(Beginning of SOURCE DATA)
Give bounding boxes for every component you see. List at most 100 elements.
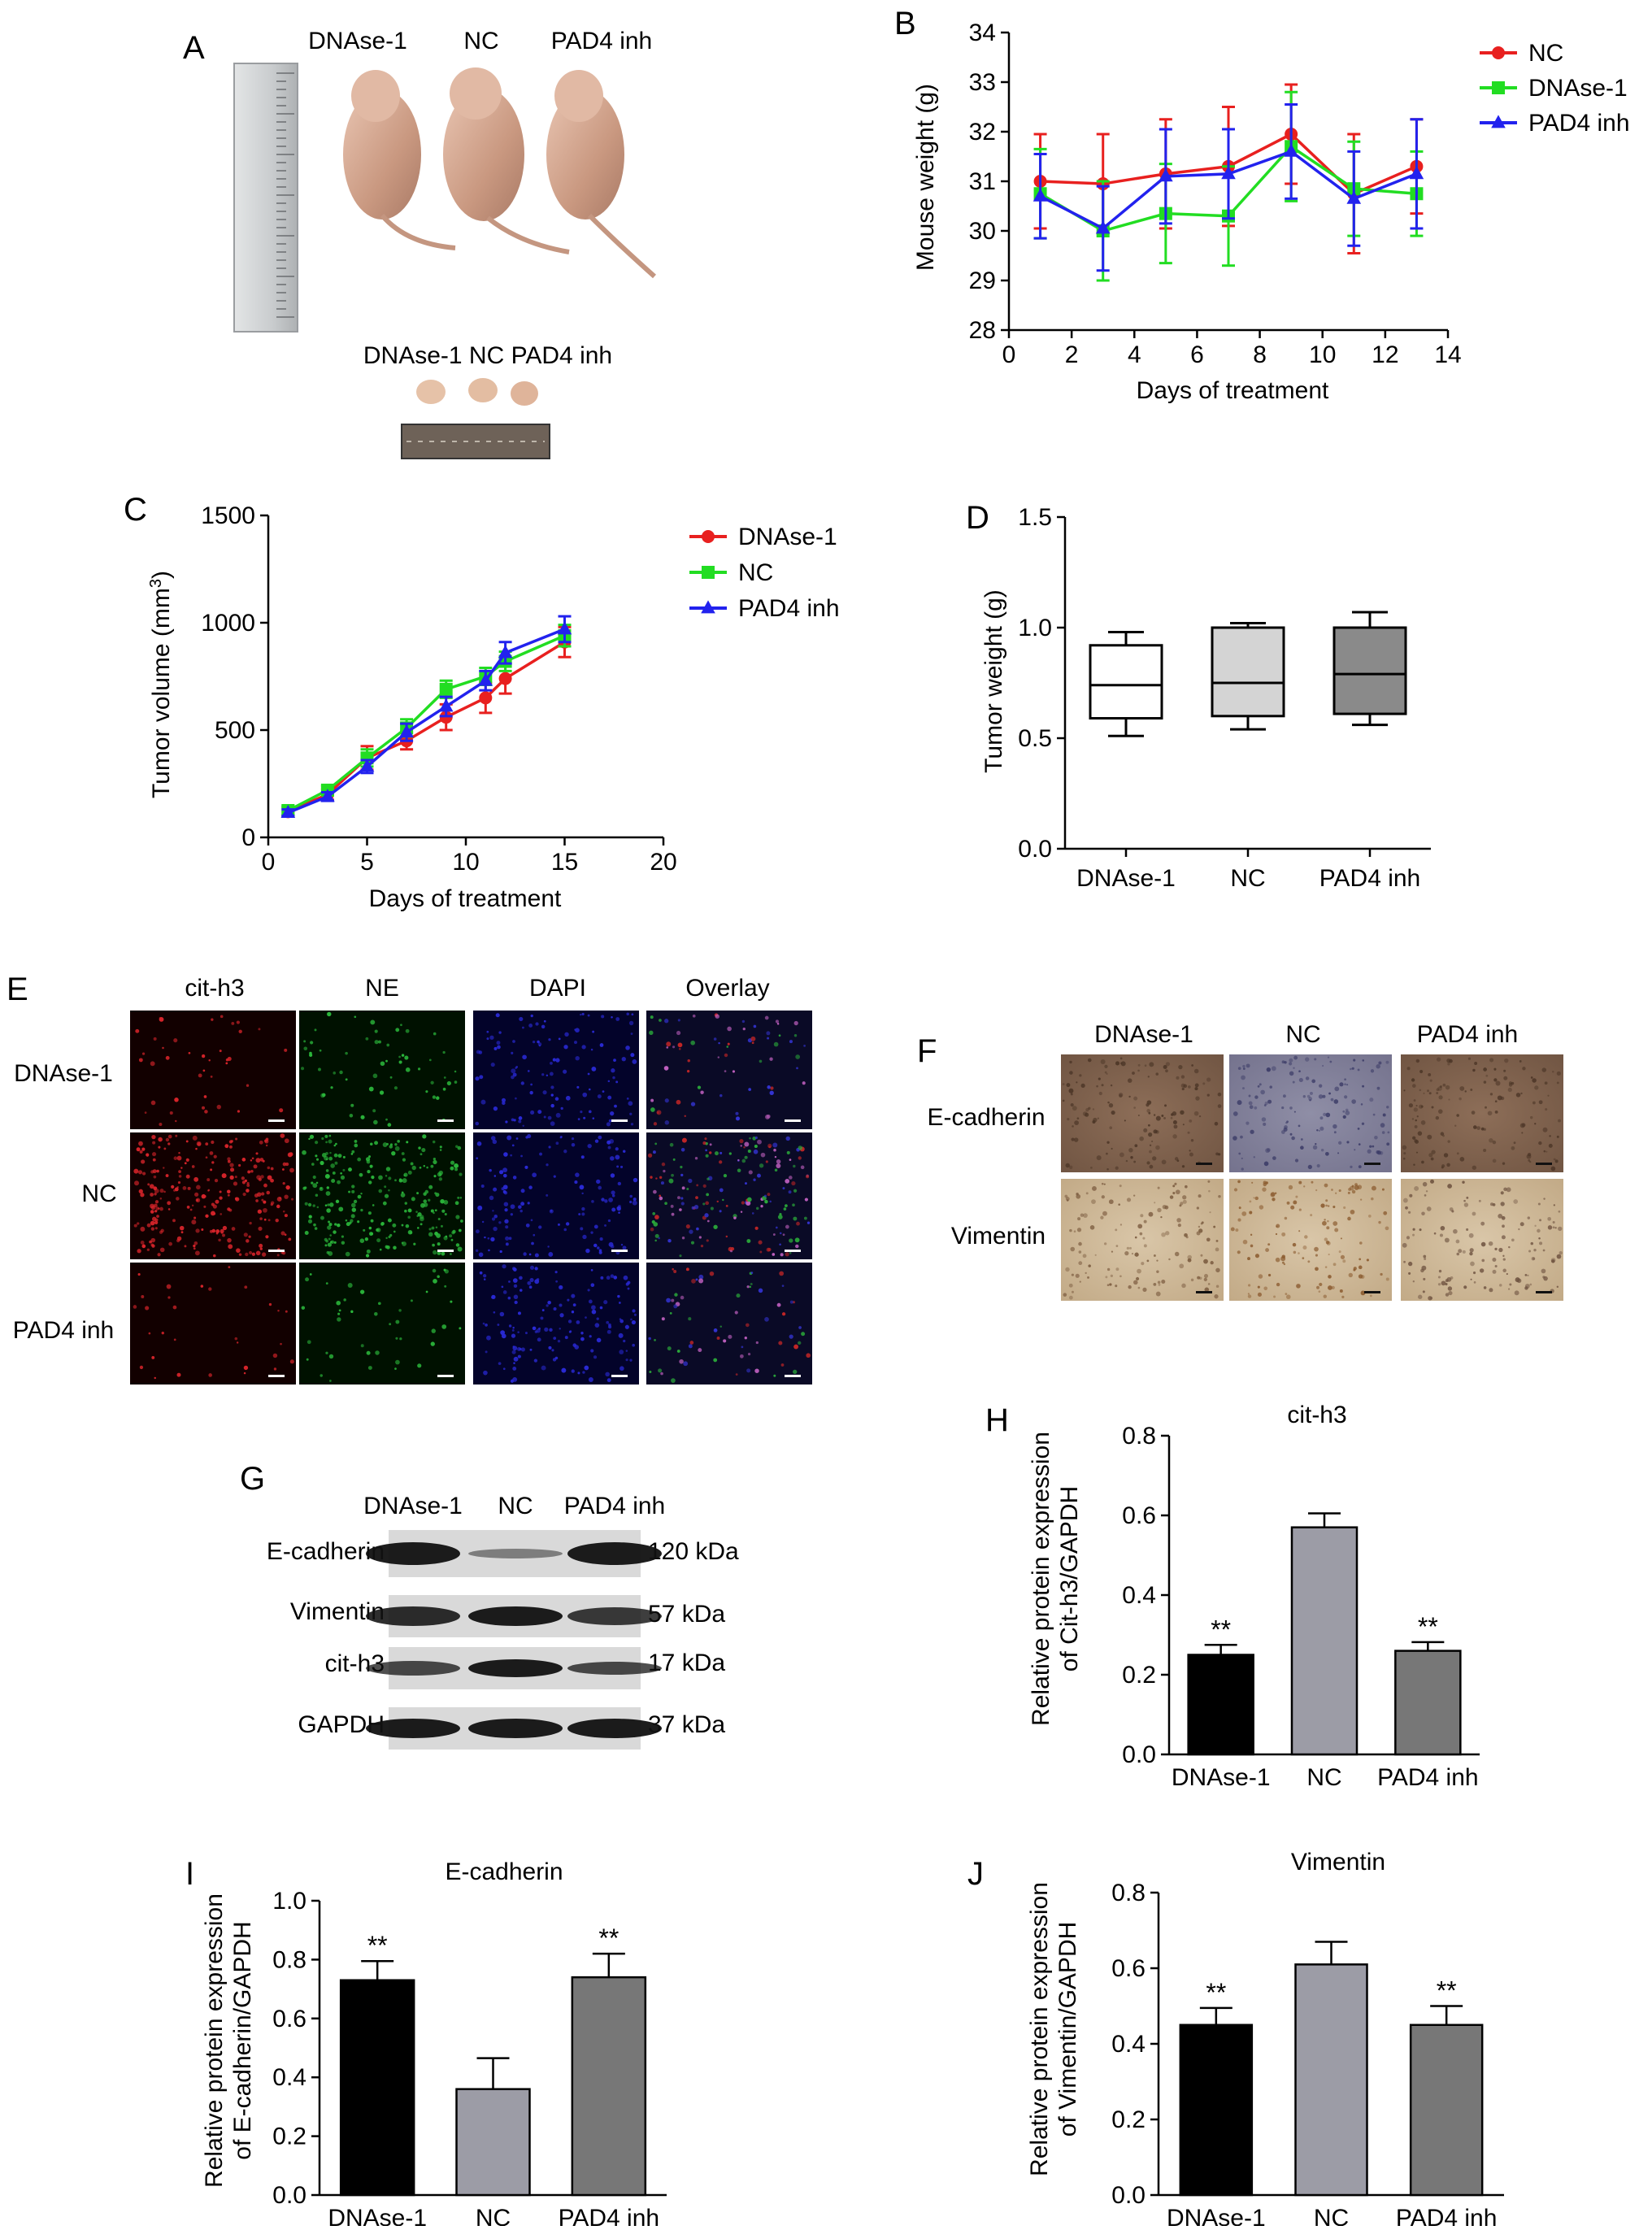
data-point bbox=[478, 672, 493, 686]
g-col-nc: NC bbox=[498, 1493, 533, 1519]
tumor-photo bbox=[401, 378, 550, 459]
y-tick-label: 34 bbox=[969, 20, 996, 46]
y-tick-label: 1500 bbox=[201, 502, 255, 529]
data-point bbox=[479, 691, 493, 705]
data-point bbox=[438, 698, 454, 712]
legend-marker bbox=[1491, 115, 1506, 128]
scale-bar bbox=[1536, 1163, 1552, 1165]
scale-bar bbox=[611, 1250, 628, 1252]
y-tick-label: 1000 bbox=[201, 610, 255, 637]
category-label: DNAse-1 bbox=[1167, 2205, 1266, 2226]
micrograph-tile bbox=[646, 1263, 812, 1385]
y-tick-label: 0.6 bbox=[1122, 1502, 1156, 1529]
g-col-dnase: DNAse-1 bbox=[363, 1493, 463, 1519]
g-col-pad4: PAD4 inh bbox=[564, 1493, 666, 1519]
panel-g: G DNAse-1 NC PAD4 inh E-cadherin Vimenti… bbox=[240, 1461, 739, 1750]
y-tick-label: 31 bbox=[969, 168, 996, 195]
bar bbox=[455, 2088, 531, 2197]
ihc-tile bbox=[1061, 1179, 1224, 1301]
panel-letter-g: G bbox=[240, 1461, 265, 1497]
blot-band bbox=[366, 1606, 460, 1626]
micrograph-tile bbox=[473, 1263, 639, 1385]
scale-bar bbox=[1364, 1163, 1380, 1165]
blot-band bbox=[366, 1661, 460, 1676]
significance-marker: ** bbox=[367, 1931, 388, 1960]
y-tick-label: 0.2 bbox=[1111, 2106, 1146, 2133]
chart-h: H cit-h3 0.0 0.2 0.4 0.6 0.8 ** DNAse-1 NC ** PAD… bbox=[985, 1402, 1480, 1791]
category-label: NC bbox=[476, 2205, 511, 2226]
panel-letter-i: I bbox=[185, 1856, 194, 1892]
panel-letter-f: F bbox=[917, 1033, 937, 1069]
x-tick-label: 6 bbox=[1190, 341, 1204, 368]
y-tick-label: 0.4 bbox=[1122, 1582, 1156, 1609]
x-tick-label: 10 bbox=[1309, 341, 1336, 368]
y-tick-label: 0.4 bbox=[1111, 2031, 1146, 2058]
f-col-pad4: PAD4 inh bbox=[1417, 1021, 1519, 1048]
legend-label: NC bbox=[738, 559, 773, 586]
y-tick-label: 0.4 bbox=[272, 2064, 306, 2091]
chart-b-xlabel: Days of treatment bbox=[1137, 377, 1329, 404]
bar bbox=[1290, 1526, 1359, 1756]
y-tick-label: 0.5 bbox=[1018, 725, 1052, 752]
mouse-photo-nc bbox=[443, 67, 570, 254]
scale-bar bbox=[437, 1250, 454, 1252]
significance-marker: ** bbox=[1211, 1615, 1231, 1644]
y-tick-label: 0.0 bbox=[272, 2182, 306, 2209]
panel-letter-j: J bbox=[967, 1856, 984, 1892]
data-point bbox=[1409, 166, 1424, 180]
chart-j-ylabel-2: of Vimentin/GAPDH bbox=[1054, 1922, 1081, 2137]
chart-d-ylabel: Tumor weight (g) bbox=[980, 589, 1007, 773]
panel-letter-d: D bbox=[966, 500, 989, 536]
box bbox=[1332, 626, 1407, 715]
category-label: DNAse-1 bbox=[1172, 1764, 1271, 1791]
g-row-vim: Vimentin bbox=[290, 1598, 385, 1625]
e-row-nc: NC bbox=[81, 1180, 116, 1207]
chart-j: J Vimentin 0.0 0.2 0.4 0.6 0.8 ** DNAse-1 NC ** P… bbox=[967, 1849, 1504, 2230]
panel-letter-c: C bbox=[124, 492, 147, 528]
bar bbox=[1179, 2024, 1254, 2197]
y-tick-label: 0 bbox=[241, 824, 255, 851]
blot-band bbox=[468, 1659, 563, 1677]
data-point bbox=[557, 621, 572, 635]
ihc-tile bbox=[1229, 1179, 1392, 1301]
micrograph-tile bbox=[299, 1132, 465, 1259]
data-point bbox=[1095, 220, 1111, 234]
data-point bbox=[1032, 188, 1048, 202]
category-label: PAD4 inh bbox=[1377, 1764, 1479, 1791]
category-label: NC bbox=[1306, 1764, 1341, 1791]
panel-e: E cit-h3 NE DAPI Overlay DNAse-1 NC PAD4… bbox=[7, 972, 812, 1385]
e-row-pad4: PAD4 inh bbox=[13, 1317, 115, 1344]
x-tick-label: 0 bbox=[262, 849, 276, 876]
significance-marker: ** bbox=[1437, 1976, 1457, 2006]
x-tick-label: 14 bbox=[1434, 341, 1461, 368]
panel-letter-b: B bbox=[894, 6, 916, 41]
micrograph-tile bbox=[473, 1011, 639, 1129]
y-tick-label: 0.0 bbox=[1111, 2182, 1146, 2209]
legend-marker bbox=[701, 600, 715, 614]
box bbox=[1211, 626, 1285, 718]
ihc-tile bbox=[1401, 1054, 1563, 1172]
scale-bar bbox=[1364, 1291, 1380, 1293]
box bbox=[1089, 644, 1163, 720]
y-tick-label: 1.0 bbox=[1018, 615, 1052, 641]
category-label: NC bbox=[1230, 865, 1265, 892]
scale-bar bbox=[785, 1119, 801, 1122]
micrograph-tile bbox=[646, 1011, 812, 1129]
scale-bar bbox=[437, 1375, 454, 1377]
x-tick-label: 4 bbox=[1128, 341, 1141, 368]
data-point bbox=[498, 672, 512, 685]
chart-i-ylabel-2: of E-cadherin/GAPDH bbox=[229, 1921, 256, 2159]
y-tick-label: 0.6 bbox=[1111, 1955, 1146, 1982]
x-tick-label: 2 bbox=[1065, 341, 1079, 368]
y-tick-label: 28 bbox=[969, 317, 996, 344]
y-tick-label: 0.6 bbox=[272, 2006, 306, 2032]
micrograph-tile bbox=[646, 1132, 812, 1259]
scale-bar bbox=[785, 1250, 801, 1252]
y-tick-label: 500 bbox=[215, 717, 255, 744]
blot-band bbox=[468, 1606, 563, 1626]
y-tick-label: 29 bbox=[969, 267, 996, 294]
data-point bbox=[1159, 168, 1173, 182]
category-label: PAD4 inh bbox=[559, 2205, 660, 2226]
significance-marker: ** bbox=[598, 1924, 619, 1953]
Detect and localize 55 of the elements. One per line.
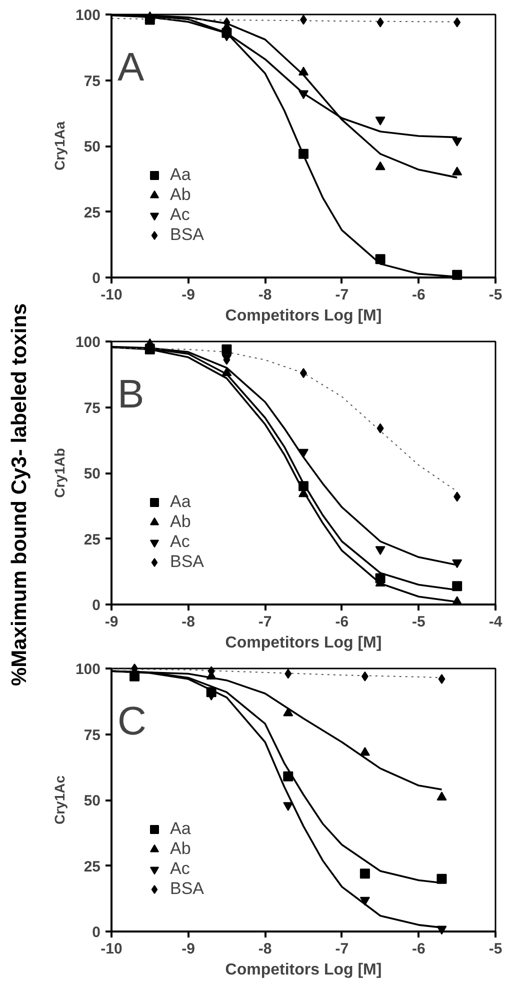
(End of SOURCE DATA)
(PROBLEM REQUIREMENTS) The entries above need to be output again in full, exactly, and without pictures.

(FINISHED EXERCISE)
Give bounding boxes for every component you see. List at most 100 elements.
data-point bbox=[478, 672, 493, 686]
g-col-nc: NC bbox=[498, 1493, 533, 1519]
tumor-photo bbox=[401, 378, 550, 459]
y-tick-label: 34 bbox=[969, 20, 996, 46]
y-tick-label: 1500 bbox=[201, 502, 255, 529]
data-point bbox=[479, 691, 493, 705]
data-point bbox=[438, 698, 454, 712]
legend-marker bbox=[1491, 115, 1506, 128]
scale-bar bbox=[1536, 1163, 1552, 1165]
scale-bar bbox=[611, 1250, 628, 1252]
y-tick-label: 1000 bbox=[201, 610, 255, 637]
category-label: DNAse-1 bbox=[1167, 2205, 1266, 2226]
micrograph-tile bbox=[646, 1263, 812, 1385]
y-tick-label: 0.6 bbox=[1122, 1502, 1156, 1529]
g-col-dnase: DNAse-1 bbox=[363, 1493, 463, 1519]
g-col-pad4: PAD4 inh bbox=[564, 1493, 666, 1519]
panel-g: G DNAse-1 NC PAD4 inh E-cadherin Vimenti… bbox=[240, 1461, 739, 1750]
y-tick-label: 31 bbox=[969, 168, 996, 195]
bar bbox=[455, 2088, 531, 2197]
ihc-tile bbox=[1061, 1179, 1224, 1301]
panel-letter-g: G bbox=[240, 1461, 265, 1497]
blot-band bbox=[366, 1606, 460, 1626]
micrograph-tile bbox=[473, 1263, 639, 1385]
scale-bar bbox=[1364, 1163, 1380, 1165]
blot-band bbox=[366, 1661, 460, 1676]
significance-marker: ** bbox=[367, 1931, 388, 1960]
y-tick-label: 0.2 bbox=[1111, 2106, 1146, 2133]
chart-h: H cit-h3 0.0 0.2 0.4 0.6 0.8 ** DNAse-1 NC ** PAD… bbox=[985, 1402, 1480, 1791]
category-label: NC bbox=[476, 2205, 511, 2226]
panel-letter-i: I bbox=[185, 1856, 194, 1892]
panel-letter-f: F bbox=[917, 1033, 937, 1069]
x-tick-label: 6 bbox=[1190, 341, 1204, 368]
y-tick-label: 0.4 bbox=[1122, 1582, 1156, 1609]
x-tick-label: 10 bbox=[1309, 341, 1336, 368]
y-tick-label: 0.4 bbox=[1111, 2031, 1146, 2058]
f-col-pad4: PAD4 inh bbox=[1417, 1021, 1519, 1048]
legend-label: NC bbox=[738, 559, 773, 586]
y-tick-label: 0.4 bbox=[272, 2064, 306, 2091]
chart-b-xlabel: Days of treatment bbox=[1137, 377, 1329, 404]
bar bbox=[1290, 1526, 1359, 1756]
y-tick-label: 0.5 bbox=[1018, 725, 1052, 752]
mouse-photo-nc bbox=[443, 67, 570, 254]
scale-bar bbox=[437, 1250, 454, 1252]
significance-marker: ** bbox=[1211, 1615, 1231, 1644]
y-tick-label: 0.0 bbox=[272, 2182, 306, 2209]
panel-letter-j: J bbox=[967, 1856, 984, 1892]
data-point bbox=[1409, 166, 1424, 180]
chart-j-ylabel-2: of Vimentin/GAPDH bbox=[1054, 1922, 1081, 2137]
chart-d-ylabel: Tumor weight (g) bbox=[980, 589, 1007, 773]
panel-letter-d: D bbox=[966, 500, 989, 536]
box bbox=[1332, 626, 1407, 715]
category-label: DNAse-1 bbox=[1172, 1764, 1271, 1791]
g-row-vim: Vimentin bbox=[290, 1598, 385, 1625]
e-row-nc: NC bbox=[81, 1180, 116, 1207]
chart-j: J Vimentin 0.0 0.2 0.4 0.6 0.8 ** DNAse-1 NC ** P… bbox=[967, 1849, 1504, 2230]
panel-letter-c: C bbox=[124, 492, 147, 528]
bar bbox=[1179, 2024, 1254, 2197]
y-tick-label: 0 bbox=[241, 824, 255, 851]
blot-band bbox=[468, 1659, 563, 1677]
data-point bbox=[557, 621, 572, 635]
ihc-tile bbox=[1229, 1179, 1392, 1301]
micrograph-tile bbox=[299, 1132, 465, 1259]
data-point bbox=[1095, 220, 1111, 234]
data-point bbox=[1032, 188, 1048, 202]
category-label: PAD4 inh bbox=[1377, 1764, 1479, 1791]
category-label: NC bbox=[1306, 1764, 1341, 1791]
panel-e: E cit-h3 NE DAPI Overlay DNAse-1 NC PAD4… bbox=[7, 972, 812, 1385]
e-row-pad4: PAD4 inh bbox=[13, 1317, 115, 1344]
x-tick-label: 0 bbox=[262, 849, 276, 876]
significance-marker: ** bbox=[1437, 1976, 1457, 2006]
x-tick-label: 14 bbox=[1434, 341, 1461, 368]
panel-letter-b: B bbox=[894, 6, 916, 41]
micrograph-tile bbox=[473, 1011, 639, 1129]
y-tick-label: 0.0 bbox=[1111, 2182, 1146, 2209]
legend-marker bbox=[701, 600, 715, 614]
box bbox=[1211, 626, 1285, 718]
ihc-tile bbox=[1401, 1054, 1563, 1172]
scale-bar bbox=[1364, 1291, 1380, 1293]
box bbox=[1089, 644, 1163, 720]
y-tick-label: 1.0 bbox=[1018, 615, 1052, 641]
category-label: NC bbox=[1230, 865, 1265, 892]
scale-bar bbox=[785, 1119, 801, 1122]
micrograph-tile bbox=[646, 1011, 812, 1129]
scale-bar bbox=[437, 1375, 454, 1377]
x-tick-label: 4 bbox=[1128, 341, 1141, 368]
data-point bbox=[498, 672, 512, 685]
chart-i-ylabel-2: of E-cadherin/GAPDH bbox=[229, 1921, 256, 2159]
y-tick-label: 0.6 bbox=[1111, 1955, 1146, 1982]
x-tick-label: 2 bbox=[1065, 341, 1079, 368]
y-tick-label: 28 bbox=[969, 317, 996, 344]
y-tick-label: 0.6 bbox=[272, 2006, 306, 2032]
micrograph-tile bbox=[646, 1132, 812, 1259]
scale-bar bbox=[785, 1250, 801, 1252]
y-tick-label: 500 bbox=[215, 717, 255, 744]
blot-band bbox=[468, 1606, 563, 1626]
y-tick-label: 29 bbox=[969, 267, 996, 294]
data-point bbox=[1159, 168, 1173, 182]
category-label: PAD4 inh bbox=[559, 2205, 660, 2226]
significance-marker: ** bbox=[598, 1924, 619, 1953]
Detect and localize 55 of the elements. One per line.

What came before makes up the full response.